▶ Problem to work on:
Your task is to output the entries below word for word.

▶ Exercise input:

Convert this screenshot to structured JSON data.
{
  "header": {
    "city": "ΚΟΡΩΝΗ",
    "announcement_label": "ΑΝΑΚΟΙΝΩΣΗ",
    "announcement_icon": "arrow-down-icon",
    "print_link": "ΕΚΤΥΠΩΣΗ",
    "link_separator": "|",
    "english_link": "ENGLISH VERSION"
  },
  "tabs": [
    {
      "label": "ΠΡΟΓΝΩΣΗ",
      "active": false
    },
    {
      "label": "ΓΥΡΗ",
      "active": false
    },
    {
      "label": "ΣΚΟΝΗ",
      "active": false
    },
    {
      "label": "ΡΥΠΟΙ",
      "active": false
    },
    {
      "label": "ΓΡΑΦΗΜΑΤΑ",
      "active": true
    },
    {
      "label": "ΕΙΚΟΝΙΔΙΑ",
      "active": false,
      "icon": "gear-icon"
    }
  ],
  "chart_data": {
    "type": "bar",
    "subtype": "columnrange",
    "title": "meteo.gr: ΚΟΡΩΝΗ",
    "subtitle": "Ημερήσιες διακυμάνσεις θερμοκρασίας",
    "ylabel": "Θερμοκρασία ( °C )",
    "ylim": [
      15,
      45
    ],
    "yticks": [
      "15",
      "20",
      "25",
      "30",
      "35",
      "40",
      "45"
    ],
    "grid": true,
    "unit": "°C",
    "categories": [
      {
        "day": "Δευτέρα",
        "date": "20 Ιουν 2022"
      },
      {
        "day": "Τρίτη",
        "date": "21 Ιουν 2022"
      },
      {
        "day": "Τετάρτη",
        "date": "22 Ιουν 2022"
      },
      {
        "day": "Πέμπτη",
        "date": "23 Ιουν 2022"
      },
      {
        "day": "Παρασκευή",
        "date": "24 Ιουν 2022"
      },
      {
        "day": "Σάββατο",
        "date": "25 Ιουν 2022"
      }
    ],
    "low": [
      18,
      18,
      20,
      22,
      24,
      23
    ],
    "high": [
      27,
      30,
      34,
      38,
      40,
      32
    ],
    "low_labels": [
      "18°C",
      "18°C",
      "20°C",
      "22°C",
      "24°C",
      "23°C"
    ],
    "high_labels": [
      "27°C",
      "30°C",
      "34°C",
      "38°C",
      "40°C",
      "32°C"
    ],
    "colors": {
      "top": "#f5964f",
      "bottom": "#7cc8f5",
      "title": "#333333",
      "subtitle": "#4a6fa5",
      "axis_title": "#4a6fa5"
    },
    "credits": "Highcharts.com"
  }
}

▶ Complete output:
Convert this screenshot to structured JSON data.
{
  "header": {
    "city": "ΚΟΡΩΝΗ",
    "announcement_label": "ΑΝΑΚΟΙΝΩΣΗ",
    "announcement_icon": "arrow-down-icon",
    "print_link": "ΕΚΤΥΠΩΣΗ",
    "link_separator": "|",
    "english_link": "ENGLISH VERSION"
  },
  "tabs": [
    {
      "label": "ΠΡΟΓΝΩΣΗ",
      "active": false
    },
    {
      "label": "ΓΥΡΗ",
      "active": false
    },
    {
      "label": "ΣΚΟΝΗ",
      "active": false
    },
    {
      "label": "ΡΥΠΟΙ",
      "active": false
    },
    {
      "label": "ΓΡΑΦΗΜΑΤΑ",
      "active": true
    },
    {
      "label": "ΕΙΚΟΝΙΔΙΑ",
      "active": false,
      "icon": "gear-icon"
    }
  ],
  "chart_data": {
    "type": "bar",
    "subtype": "columnrange",
    "title": "meteo.gr: ΚΟΡΩΝΗ",
    "subtitle": "Ημερήσιες διακυμάνσεις θερμοκρασίας",
    "ylabel": "Θερμοκρασία ( °C )",
    "ylim": [
      15,
      45
    ],
    "yticks": [
      "15",
      "20",
      "25",
      "30",
      "35",
      "40",
      "45"
    ],
    "grid": true,
    "unit": "°C",
    "categories": [
      {
        "day": "Δευτέρα",
        "date": "20 Ιουν 2022"
      },
      {
        "day": "Τρίτη",
        "date": "21 Ιουν 2022"
      },
      {
        "day": "Τετάρτη",
        "date": "22 Ιουν 2022"
      },
      {
        "day": "Πέμπτη",
        "date": "23 Ιουν 2022"
      },
      {
        "day": "Παρασκευή",
        "date": "24 Ιουν 2022"
      },
      {
        "day": "Σάββατο",
        "date": "25 Ιουν 2022"
      }
    ],
    "low": [
      18,
      18,
      20,
      22,
      24,
      23
    ],
    "high": [
      27,
      30,
      34,
      38,
      40,
      32
    ],
    "low_labels": [
      "18°C",
      "18°C",
      "20°C",
      "22°C",
      "24°C",
      "23°C"
    ],
    "high_labels": [
      "27°C",
      "30°C",
      "34°C",
      "38°C",
      "40°C",
      "32°C"
    ],
    "colors": {
      "top": "#f5964f",
      "bottom": "#7cc8f5",
      "title": "#333333",
      "subtitle": "#4a6fa5",
      "axis_title": "#4a6fa5"
    },
    "credits": "Highcharts.com"
  }
}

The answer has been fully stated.